What needs to be done -
Write out the material below again, unchanged.

Provided information -
· · · · ·
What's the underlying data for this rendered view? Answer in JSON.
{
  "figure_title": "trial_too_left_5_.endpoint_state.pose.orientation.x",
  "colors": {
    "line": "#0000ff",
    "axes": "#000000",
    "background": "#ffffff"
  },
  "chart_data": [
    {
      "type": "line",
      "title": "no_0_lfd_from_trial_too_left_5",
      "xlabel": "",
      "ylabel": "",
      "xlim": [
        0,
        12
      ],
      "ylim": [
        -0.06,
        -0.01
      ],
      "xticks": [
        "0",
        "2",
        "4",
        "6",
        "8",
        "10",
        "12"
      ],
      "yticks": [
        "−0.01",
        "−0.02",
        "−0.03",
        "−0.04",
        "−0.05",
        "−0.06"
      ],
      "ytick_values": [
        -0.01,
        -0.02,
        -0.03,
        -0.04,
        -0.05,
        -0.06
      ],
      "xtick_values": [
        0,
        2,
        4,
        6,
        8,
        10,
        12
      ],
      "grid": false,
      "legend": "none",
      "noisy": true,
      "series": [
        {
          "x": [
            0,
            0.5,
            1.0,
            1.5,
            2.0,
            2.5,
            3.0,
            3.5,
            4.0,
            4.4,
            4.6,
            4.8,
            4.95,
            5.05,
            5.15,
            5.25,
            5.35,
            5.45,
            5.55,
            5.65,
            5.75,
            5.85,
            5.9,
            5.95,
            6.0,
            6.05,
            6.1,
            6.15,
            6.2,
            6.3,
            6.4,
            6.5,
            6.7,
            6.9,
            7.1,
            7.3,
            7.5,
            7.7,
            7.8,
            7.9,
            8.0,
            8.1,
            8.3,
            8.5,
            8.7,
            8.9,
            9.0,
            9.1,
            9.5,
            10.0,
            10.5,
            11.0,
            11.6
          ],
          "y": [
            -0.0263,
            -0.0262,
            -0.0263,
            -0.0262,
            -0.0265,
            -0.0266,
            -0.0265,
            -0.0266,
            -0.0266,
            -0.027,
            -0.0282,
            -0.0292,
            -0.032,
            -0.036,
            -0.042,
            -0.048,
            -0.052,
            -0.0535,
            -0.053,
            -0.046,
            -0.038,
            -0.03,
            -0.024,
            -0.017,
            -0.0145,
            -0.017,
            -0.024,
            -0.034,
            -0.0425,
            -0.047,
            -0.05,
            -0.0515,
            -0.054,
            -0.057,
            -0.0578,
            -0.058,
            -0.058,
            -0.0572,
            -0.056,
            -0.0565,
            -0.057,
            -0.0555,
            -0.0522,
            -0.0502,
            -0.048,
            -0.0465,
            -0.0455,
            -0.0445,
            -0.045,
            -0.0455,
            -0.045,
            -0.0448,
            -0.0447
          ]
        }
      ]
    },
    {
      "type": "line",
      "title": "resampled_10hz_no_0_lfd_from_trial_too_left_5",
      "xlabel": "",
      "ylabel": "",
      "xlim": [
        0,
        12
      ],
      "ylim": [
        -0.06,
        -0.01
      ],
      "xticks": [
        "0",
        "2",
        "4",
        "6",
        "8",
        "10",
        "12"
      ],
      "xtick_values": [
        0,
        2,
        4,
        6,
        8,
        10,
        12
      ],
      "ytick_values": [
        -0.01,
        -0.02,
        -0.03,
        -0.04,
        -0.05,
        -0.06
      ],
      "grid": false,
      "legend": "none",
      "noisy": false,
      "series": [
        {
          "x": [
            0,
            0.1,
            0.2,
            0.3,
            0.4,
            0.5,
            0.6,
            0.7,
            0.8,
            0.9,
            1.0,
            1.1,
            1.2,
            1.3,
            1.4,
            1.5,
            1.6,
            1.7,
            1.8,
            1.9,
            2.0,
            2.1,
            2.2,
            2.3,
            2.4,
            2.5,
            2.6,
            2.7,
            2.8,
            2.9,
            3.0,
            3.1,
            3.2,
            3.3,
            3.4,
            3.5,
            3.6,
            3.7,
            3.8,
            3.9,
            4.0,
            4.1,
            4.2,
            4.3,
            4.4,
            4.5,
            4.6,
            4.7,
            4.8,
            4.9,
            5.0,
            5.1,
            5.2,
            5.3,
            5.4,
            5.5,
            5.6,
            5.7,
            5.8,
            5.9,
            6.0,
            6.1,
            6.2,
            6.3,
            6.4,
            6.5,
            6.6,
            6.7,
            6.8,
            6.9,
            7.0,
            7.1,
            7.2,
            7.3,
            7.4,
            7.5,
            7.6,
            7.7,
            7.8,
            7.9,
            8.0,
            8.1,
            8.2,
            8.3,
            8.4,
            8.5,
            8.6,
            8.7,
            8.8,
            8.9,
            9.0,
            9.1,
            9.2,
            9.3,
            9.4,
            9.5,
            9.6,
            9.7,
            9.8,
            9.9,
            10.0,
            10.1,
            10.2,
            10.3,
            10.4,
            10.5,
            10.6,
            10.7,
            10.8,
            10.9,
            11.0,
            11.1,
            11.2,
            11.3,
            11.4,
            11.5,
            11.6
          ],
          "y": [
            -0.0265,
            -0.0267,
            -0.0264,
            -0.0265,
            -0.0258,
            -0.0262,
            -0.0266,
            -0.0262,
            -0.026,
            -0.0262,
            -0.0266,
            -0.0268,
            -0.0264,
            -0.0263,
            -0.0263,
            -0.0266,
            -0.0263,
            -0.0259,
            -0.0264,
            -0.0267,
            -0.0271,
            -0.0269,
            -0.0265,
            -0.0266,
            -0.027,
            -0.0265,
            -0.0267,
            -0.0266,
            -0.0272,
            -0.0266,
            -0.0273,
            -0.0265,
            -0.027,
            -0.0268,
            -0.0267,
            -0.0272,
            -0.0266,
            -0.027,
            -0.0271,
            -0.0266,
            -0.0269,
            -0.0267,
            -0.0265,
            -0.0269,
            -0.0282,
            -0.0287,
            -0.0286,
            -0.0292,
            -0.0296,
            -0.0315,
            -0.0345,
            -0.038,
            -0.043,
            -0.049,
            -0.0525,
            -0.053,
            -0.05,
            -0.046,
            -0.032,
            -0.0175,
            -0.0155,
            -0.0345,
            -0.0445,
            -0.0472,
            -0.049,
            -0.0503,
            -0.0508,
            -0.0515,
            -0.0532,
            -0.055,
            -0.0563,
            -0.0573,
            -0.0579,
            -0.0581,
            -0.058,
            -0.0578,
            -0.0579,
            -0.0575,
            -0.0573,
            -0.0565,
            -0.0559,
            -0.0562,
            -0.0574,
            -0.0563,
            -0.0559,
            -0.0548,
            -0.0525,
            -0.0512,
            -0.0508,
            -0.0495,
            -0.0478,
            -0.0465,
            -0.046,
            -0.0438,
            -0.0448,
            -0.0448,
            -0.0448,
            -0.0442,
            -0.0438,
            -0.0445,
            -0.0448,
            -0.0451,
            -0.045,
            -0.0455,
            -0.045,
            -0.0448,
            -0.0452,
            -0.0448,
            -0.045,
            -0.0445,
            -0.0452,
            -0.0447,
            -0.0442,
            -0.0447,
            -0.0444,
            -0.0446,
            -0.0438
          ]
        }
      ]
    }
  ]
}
· · · · ·
Response to this exercise -
What's the underlying data for this rendered view? Answer in JSON.
{
  "figure_title": "trial_too_left_5_.endpoint_state.pose.orientation.x",
  "colors": {
    "line": "#0000ff",
    "axes": "#000000",
    "background": "#ffffff"
  },
  "chart_data": [
    {
      "type": "line",
      "title": "no_0_lfd_from_trial_too_left_5",
      "xlabel": "",
      "ylabel": "",
      "xlim": [
        0,
        12
      ],
      "ylim": [
        -0.06,
        -0.01
      ],
      "xticks": [
        "0",
        "2",
        "4",
        "6",
        "8",
        "10",
        "12"
      ],
      "yticks": [
        "−0.01",
        "−0.02",
        "−0.03",
        "−0.04",
        "−0.05",
        "−0.06"
      ],
      "ytick_values": [
        -0.01,
        -0.02,
        -0.03,
        -0.04,
        -0.05,
        -0.06
      ],
      "xtick_values": [
        0,
        2,
        4,
        6,
        8,
        10,
        12
      ],
      "grid": false,
      "legend": "none",
      "noisy": true,
      "series": [
        {
          "x": [
            0,
            0.5,
            1.0,
            1.5,
            2.0,
            2.5,
            3.0,
            3.5,
            4.0,
            4.4,
            4.6,
            4.8,
            4.95,
            5.05,
            5.15,
            5.25,
            5.35,
            5.45,
            5.55,
            5.65,
            5.75,
            5.85,
            5.9,
            5.95,
            6.0,
            6.05,
            6.1,
            6.15,
            6.2,
            6.3,
            6.4,
            6.5,
            6.7,
            6.9,
            7.1,
            7.3,
            7.5,
            7.7,
            7.8,
            7.9,
            8.0,
            8.1,
            8.3,
            8.5,
            8.7,
            8.9,
            9.0,
            9.1,
            9.5,
            10.0,
            10.5,
            11.0,
            11.6
          ],
          "y": [
            -0.0263,
            -0.0262,
            -0.0263,
            -0.0262,
            -0.0265,
            -0.0266,
            -0.0265,
            -0.0266,
            -0.0266,
            -0.027,
            -0.0282,
            -0.0292,
            -0.032,
            -0.036,
            -0.042,
            -0.048,
            -0.052,
            -0.0535,
            -0.053,
            -0.046,
            -0.038,
            -0.03,
            -0.024,
            -0.017,
            -0.0145,
            -0.017,
            -0.024,
            -0.034,
            -0.0425,
            -0.047,
            -0.05,
            -0.0515,
            -0.054,
            -0.057,
            -0.0578,
            -0.058,
            -0.058,
            -0.0572,
            -0.056,
            -0.0565,
            -0.057,
            -0.0555,
            -0.0522,
            -0.0502,
            -0.048,
            -0.0465,
            -0.0455,
            -0.0445,
            -0.045,
            -0.0455,
            -0.045,
            -0.0448,
            -0.0447
          ]
        }
      ]
    },
    {
      "type": "line",
      "title": "resampled_10hz_no_0_lfd_from_trial_too_left_5",
      "xlabel": "",
      "ylabel": "",
      "xlim": [
        0,
        12
      ],
      "ylim": [
        -0.06,
        -0.01
      ],
      "xticks": [
        "0",
        "2",
        "4",
        "6",
        "8",
        "10",
        "12"
      ],
      "xtick_values": [
        0,
        2,
        4,
        6,
        8,
        10,
        12
      ],
      "ytick_values": [
        -0.01,
        -0.02,
        -0.03,
        -0.04,
        -0.05,
        -0.06
      ],
      "grid": false,
      "legend": "none",
      "noisy": false,
      "series": [
        {
          "x": [
            0,
            0.1,
            0.2,
            0.3,
            0.4,
            0.5,
            0.6,
            0.7,
            0.8,
            0.9,
            1.0,
            1.1,
            1.2,
            1.3,
            1.4,
            1.5,
            1.6,
            1.7,
            1.8,
            1.9,
            2.0,
            2.1,
            2.2,
            2.3,
            2.4,
            2.5,
            2.6,
            2.7,
            2.8,
            2.9,
            3.0,
            3.1,
            3.2,
            3.3,
            3.4,
            3.5,
            3.6,
            3.7,
            3.8,
            3.9,
            4.0,
            4.1,
            4.2,
            4.3,
            4.4,
            4.5,
            4.6,
            4.7,
            4.8,
            4.9,
            5.0,
            5.1,
            5.2,
            5.3,
            5.4,
            5.5,
            5.6,
            5.7,
            5.8,
            5.9,
            6.0,
            6.1,
            6.2,
            6.3,
            6.4,
            6.5,
            6.6,
            6.7,
            6.8,
            6.9,
            7.0,
            7.1,
            7.2,
            7.3,
            7.4,
            7.5,
            7.6,
            7.7,
            7.8,
            7.9,
            8.0,
            8.1,
            8.2,
            8.3,
            8.4,
            8.5,
            8.6,
            8.7,
            8.8,
            8.9,
            9.0,
            9.1,
            9.2,
            9.3,
            9.4,
            9.5,
            9.6,
            9.7,
            9.8,
            9.9,
            10.0,
            10.1,
            10.2,
            10.3,
            10.4,
            10.5,
            10.6,
            10.7,
            10.8,
            10.9,
            11.0,
            11.1,
            11.2,
            11.3,
            11.4,
            11.5,
            11.6
          ],
          "y": [
            -0.0265,
            -0.0267,
            -0.0264,
            -0.0265,
            -0.0258,
            -0.0262,
            -0.0266,
            -0.0262,
            -0.026,
            -0.0262,
            -0.0266,
            -0.0268,
            -0.0264,
            -0.0263,
            -0.0263,
            -0.0266,
            -0.0263,
            -0.0259,
            -0.0264,
            -0.0267,
            -0.0271,
            -0.0269,
            -0.0265,
            -0.0266,
            -0.027,
            -0.0265,
            -0.0267,
            -0.0266,
            -0.0272,
            -0.0266,
            -0.0273,
            -0.0265,
            -0.027,
            -0.0268,
            -0.0267,
            -0.0272,
            -0.0266,
            -0.027,
            -0.0271,
            -0.0266,
            -0.0269,
            -0.0267,
            -0.0265,
            -0.0269,
            -0.0282,
            -0.0287,
            -0.0286,
            -0.0292,
            -0.0296,
            -0.0315,
            -0.0345,
            -0.038,
            -0.043,
            -0.049,
            -0.0525,
            -0.053,
            -0.05,
            -0.046,
            -0.032,
            -0.0175,
            -0.0155,
            -0.0345,
            -0.0445,
            -0.0472,
            -0.049,
            -0.0503,
            -0.0508,
            -0.0515,
            -0.0532,
            -0.055,
            -0.0563,
            -0.0573,
            -0.0579,
            -0.0581,
            -0.058,
            -0.0578,
            -0.0579,
            -0.0575,
            -0.0573,
            -0.0565,
            -0.0559,
            -0.0562,
            -0.0574,
            -0.0563,
            -0.0559,
            -0.0548,
            -0.0525,
            -0.0512,
            -0.0508,
            -0.0495,
            -0.0478,
            -0.0465,
            -0.046,
            -0.0438,
            -0.0448,
            -0.0448,
            -0.0448,
            -0.0442,
            -0.0438,
            -0.0445,
            -0.0448,
            -0.0451,
            -0.045,
            -0.0455,
            -0.045,
            -0.0448,
            -0.0452,
            -0.0448,
            -0.045,
            -0.0445,
            -0.0452,
            -0.0447,
            -0.0442,
            -0.0447,
            -0.0444,
            -0.0446,
            -0.0438
          ]
        }
      ]
    }
  ]
}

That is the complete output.